WRITTEN REQUEST
The records below must be copied in full; omit the images.

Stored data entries

——

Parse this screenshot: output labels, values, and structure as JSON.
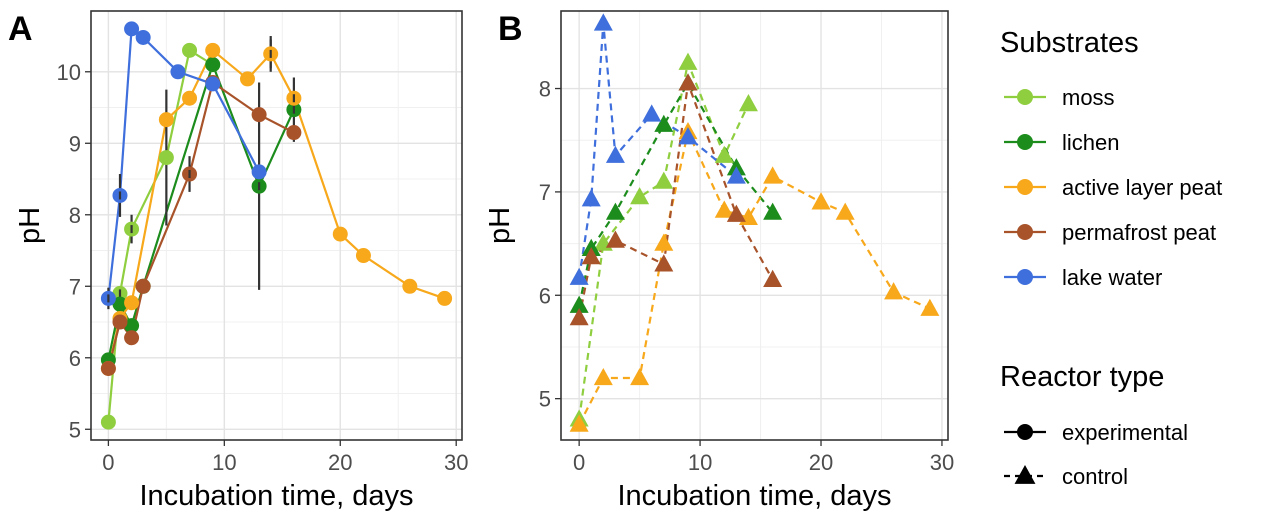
{
  "chart_data": [
    {
      "panel": "A",
      "type": "line",
      "marker": "circle",
      "line_style": "solid",
      "xlabel": "Incubation time, days",
      "ylabel": "pH",
      "xlim": [
        -1.5,
        30.5
      ],
      "ylim": [
        4.85,
        10.85
      ],
      "xticks": [
        0,
        10,
        20,
        30
      ],
      "yticks": [
        5,
        6,
        7,
        8,
        9,
        10
      ],
      "grid": true,
      "series": [
        {
          "name": "moss",
          "color": "#8fce3f",
          "points": [
            [
              0,
              5.1,
              0
            ],
            [
              1,
              6.9,
              0.05
            ],
            [
              2,
              7.8,
              0.2
            ],
            [
              5,
              8.8,
              0
            ],
            [
              7,
              10.3,
              0
            ],
            [
              9,
              10.1,
              0
            ]
          ]
        },
        {
          "name": "lichen",
          "color": "#1c8c1c",
          "points": [
            [
              0,
              5.97,
              0
            ],
            [
              1,
              6.75,
              0
            ],
            [
              2,
              6.45,
              0
            ],
            [
              3,
              7.0,
              0
            ],
            [
              9,
              10.1,
              0
            ],
            [
              13,
              8.4,
              1.45
            ],
            [
              16,
              9.47,
              0.45
            ]
          ]
        },
        {
          "name": "active layer peat",
          "color": "#f7a81b",
          "points": [
            [
              0,
              5.85,
              0
            ],
            [
              1,
              6.55,
              0
            ],
            [
              2,
              6.77,
              0
            ],
            [
              5,
              9.33,
              0
            ],
            [
              7,
              9.63,
              0
            ],
            [
              9,
              10.3,
              0
            ],
            [
              12,
              9.9,
              0
            ],
            [
              14,
              10.25,
              0.2
            ],
            [
              16,
              9.63,
              0.1
            ],
            [
              20,
              7.73,
              0
            ],
            [
              22,
              7.43,
              0
            ],
            [
              26,
              7.0,
              0
            ],
            [
              29,
              6.83,
              0
            ]
          ]
        },
        {
          "name": "permafrost peat",
          "color": "#a8532a",
          "points": [
            [
              0,
              5.85,
              0
            ],
            [
              1,
              6.5,
              0
            ],
            [
              2,
              6.28,
              0
            ],
            [
              3,
              7.0,
              0
            ],
            [
              7,
              8.57,
              0.25
            ],
            [
              9,
              9.85,
              0
            ],
            [
              13,
              9.4,
              0
            ],
            [
              16,
              9.15,
              0
            ]
          ]
        },
        {
          "name": "lake water",
          "color": "#3f6fdc",
          "points": [
            [
              0,
              6.83,
              0.15
            ],
            [
              1,
              8.27,
              0.3
            ],
            [
              2,
              10.6,
              0
            ],
            [
              3,
              10.48,
              0
            ],
            [
              6,
              10.0,
              0
            ],
            [
              9,
              9.83,
              0
            ],
            [
              13,
              8.6,
              0
            ]
          ]
        }
      ],
      "error_bars": [
        [
          5,
          8.8,
          0.95
        ],
        [
          12,
          10.17,
          0
        ],
        [
          14,
          10.25,
          0.25
        ]
      ]
    },
    {
      "panel": "B",
      "type": "line",
      "marker": "triangle",
      "line_style": "dashed",
      "xlabel": "Incubation time, days",
      "ylabel": "pH",
      "xlim": [
        -1.5,
        30.5
      ],
      "ylim": [
        4.6,
        8.75
      ],
      "xticks": [
        0,
        10,
        20,
        30
      ],
      "yticks": [
        5,
        6,
        7,
        8
      ],
      "grid": true,
      "series": [
        {
          "name": "moss",
          "color": "#8fce3f",
          "points": [
            [
              0,
              4.8
            ],
            [
              2,
              6.5
            ],
            [
              5,
              6.95
            ],
            [
              7,
              7.1
            ],
            [
              9,
              8.25
            ],
            [
              12,
              7.35
            ],
            [
              14,
              7.85
            ]
          ]
        },
        {
          "name": "lichen",
          "color": "#1c8c1c",
          "points": [
            [
              0,
              5.9
            ],
            [
              1,
              6.45
            ],
            [
              3,
              6.8
            ],
            [
              7,
              7.65
            ],
            [
              9,
              8.05
            ],
            [
              13,
              7.23
            ],
            [
              16,
              6.8
            ]
          ]
        },
        {
          "name": "active layer peat",
          "color": "#f7a81b",
          "points": [
            [
              0,
              4.75
            ],
            [
              2,
              5.2
            ],
            [
              5,
              5.2
            ],
            [
              7,
              6.5
            ],
            [
              9,
              7.58
            ],
            [
              12,
              6.82
            ],
            [
              14,
              6.75
            ],
            [
              16,
              7.15
            ],
            [
              20,
              6.9
            ],
            [
              22,
              6.8
            ],
            [
              26,
              6.03
            ],
            [
              29,
              5.87
            ]
          ]
        },
        {
          "name": "permafrost peat",
          "color": "#a8532a",
          "points": [
            [
              0,
              5.78
            ],
            [
              1,
              6.37
            ],
            [
              3,
              6.53
            ],
            [
              7,
              6.3
            ],
            [
              9,
              8.05
            ],
            [
              13,
              6.78
            ],
            [
              16,
              6.15
            ]
          ]
        },
        {
          "name": "lake water",
          "color": "#3f6fdc",
          "points": [
            [
              0,
              6.17
            ],
            [
              1,
              6.93
            ],
            [
              2,
              8.63
            ],
            [
              3,
              7.35
            ],
            [
              6,
              7.75
            ],
            [
              9,
              7.53
            ],
            [
              13,
              7.15
            ]
          ]
        }
      ]
    }
  ],
  "panel_labels": [
    "A",
    "B"
  ],
  "legend": {
    "substrates_title": "Substrates",
    "substrates": [
      {
        "label": "moss",
        "color": "#8fce3f"
      },
      {
        "label": "lichen",
        "color": "#1c8c1c"
      },
      {
        "label": "active layer peat",
        "color": "#f7a81b"
      },
      {
        "label": "permafrost peat",
        "color": "#a8532a"
      },
      {
        "label": "lake water",
        "color": "#3f6fdc"
      }
    ],
    "reactor_title": "Reactor type",
    "reactor": [
      {
        "label": "experimental",
        "marker": "circle"
      },
      {
        "label": "control",
        "marker": "triangle"
      }
    ]
  }
}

——

CORRECT RESULT
Parse this screenshot: output labels, values, and structure as JSON.
{
  "chart_data": [
    {
      "panel": "A",
      "type": "line",
      "marker": "circle",
      "line_style": "solid",
      "xlabel": "Incubation time, days",
      "ylabel": "pH",
      "xlim": [
        -1.5,
        30.5
      ],
      "ylim": [
        4.85,
        10.85
      ],
      "xticks": [
        0,
        10,
        20,
        30
      ],
      "yticks": [
        5,
        6,
        7,
        8,
        9,
        10
      ],
      "grid": true,
      "series": [
        {
          "name": "moss",
          "color": "#8fce3f",
          "points": [
            [
              0,
              5.1,
              0
            ],
            [
              1,
              6.9,
              0.05
            ],
            [
              2,
              7.8,
              0.2
            ],
            [
              5,
              8.8,
              0
            ],
            [
              7,
              10.3,
              0
            ],
            [
              9,
              10.1,
              0
            ]
          ]
        },
        {
          "name": "lichen",
          "color": "#1c8c1c",
          "points": [
            [
              0,
              5.97,
              0
            ],
            [
              1,
              6.75,
              0
            ],
            [
              2,
              6.45,
              0
            ],
            [
              3,
              7.0,
              0
            ],
            [
              9,
              10.1,
              0
            ],
            [
              13,
              8.4,
              1.45
            ],
            [
              16,
              9.47,
              0.45
            ]
          ]
        },
        {
          "name": "active layer peat",
          "color": "#f7a81b",
          "points": [
            [
              0,
              5.85,
              0
            ],
            [
              1,
              6.55,
              0
            ],
            [
              2,
              6.77,
              0
            ],
            [
              5,
              9.33,
              0
            ],
            [
              7,
              9.63,
              0
            ],
            [
              9,
              10.3,
              0
            ],
            [
              12,
              9.9,
              0
            ],
            [
              14,
              10.25,
              0.2
            ],
            [
              16,
              9.63,
              0.1
            ],
            [
              20,
              7.73,
              0
            ],
            [
              22,
              7.43,
              0
            ],
            [
              26,
              7.0,
              0
            ],
            [
              29,
              6.83,
              0
            ]
          ]
        },
        {
          "name": "permafrost peat",
          "color": "#a8532a",
          "points": [
            [
              0,
              5.85,
              0
            ],
            [
              1,
              6.5,
              0
            ],
            [
              2,
              6.28,
              0
            ],
            [
              3,
              7.0,
              0
            ],
            [
              7,
              8.57,
              0.25
            ],
            [
              9,
              9.85,
              0
            ],
            [
              13,
              9.4,
              0
            ],
            [
              16,
              9.15,
              0
            ]
          ]
        },
        {
          "name": "lake water",
          "color": "#3f6fdc",
          "points": [
            [
              0,
              6.83,
              0.15
            ],
            [
              1,
              8.27,
              0.3
            ],
            [
              2,
              10.6,
              0
            ],
            [
              3,
              10.48,
              0
            ],
            [
              6,
              10.0,
              0
            ],
            [
              9,
              9.83,
              0
            ],
            [
              13,
              8.6,
              0
            ]
          ]
        }
      ],
      "error_bars": [
        [
          5,
          8.8,
          0.95
        ],
        [
          12,
          10.17,
          0
        ],
        [
          14,
          10.25,
          0.25
        ]
      ]
    },
    {
      "panel": "B",
      "type": "line",
      "marker": "triangle",
      "line_style": "dashed",
      "xlabel": "Incubation time, days",
      "ylabel": "pH",
      "xlim": [
        -1.5,
        30.5
      ],
      "ylim": [
        4.6,
        8.75
      ],
      "xticks": [
        0,
        10,
        20,
        30
      ],
      "yticks": [
        5,
        6,
        7,
        8
      ],
      "grid": true,
      "series": [
        {
          "name": "moss",
          "color": "#8fce3f",
          "points": [
            [
              0,
              4.8
            ],
            [
              2,
              6.5
            ],
            [
              5,
              6.95
            ],
            [
              7,
              7.1
            ],
            [
              9,
              8.25
            ],
            [
              12,
              7.35
            ],
            [
              14,
              7.85
            ]
          ]
        },
        {
          "name": "lichen",
          "color": "#1c8c1c",
          "points": [
            [
              0,
              5.9
            ],
            [
              1,
              6.45
            ],
            [
              3,
              6.8
            ],
            [
              7,
              7.65
            ],
            [
              9,
              8.05
            ],
            [
              13,
              7.23
            ],
            [
              16,
              6.8
            ]
          ]
        },
        {
          "name": "active layer peat",
          "color": "#f7a81b",
          "points": [
            [
              0,
              4.75
            ],
            [
              2,
              5.2
            ],
            [
              5,
              5.2
            ],
            [
              7,
              6.5
            ],
            [
              9,
              7.58
            ],
            [
              12,
              6.82
            ],
            [
              14,
              6.75
            ],
            [
              16,
              7.15
            ],
            [
              20,
              6.9
            ],
            [
              22,
              6.8
            ],
            [
              26,
              6.03
            ],
            [
              29,
              5.87
            ]
          ]
        },
        {
          "name": "permafrost peat",
          "color": "#a8532a",
          "points": [
            [
              0,
              5.78
            ],
            [
              1,
              6.37
            ],
            [
              3,
              6.53
            ],
            [
              7,
              6.3
            ],
            [
              9,
              8.05
            ],
            [
              13,
              6.78
            ],
            [
              16,
              6.15
            ]
          ]
        },
        {
          "name": "lake water",
          "color": "#3f6fdc",
          "points": [
            [
              0,
              6.17
            ],
            [
              1,
              6.93
            ],
            [
              2,
              8.63
            ],
            [
              3,
              7.35
            ],
            [
              6,
              7.75
            ],
            [
              9,
              7.53
            ],
            [
              13,
              7.15
            ]
          ]
        }
      ]
    }
  ],
  "panel_labels": [
    "A",
    "B"
  ],
  "legend": {
    "substrates_title": "Substrates",
    "substrates": [
      {
        "label": "moss",
        "color": "#8fce3f"
      },
      {
        "label": "lichen",
        "color": "#1c8c1c"
      },
      {
        "label": "active layer peat",
        "color": "#f7a81b"
      },
      {
        "label": "permafrost peat",
        "color": "#a8532a"
      },
      {
        "label": "lake water",
        "color": "#3f6fdc"
      }
    ],
    "reactor_title": "Reactor type",
    "reactor": [
      {
        "label": "experimental",
        "marker": "circle"
      },
      {
        "label": "control",
        "marker": "triangle"
      }
    ]
  }
}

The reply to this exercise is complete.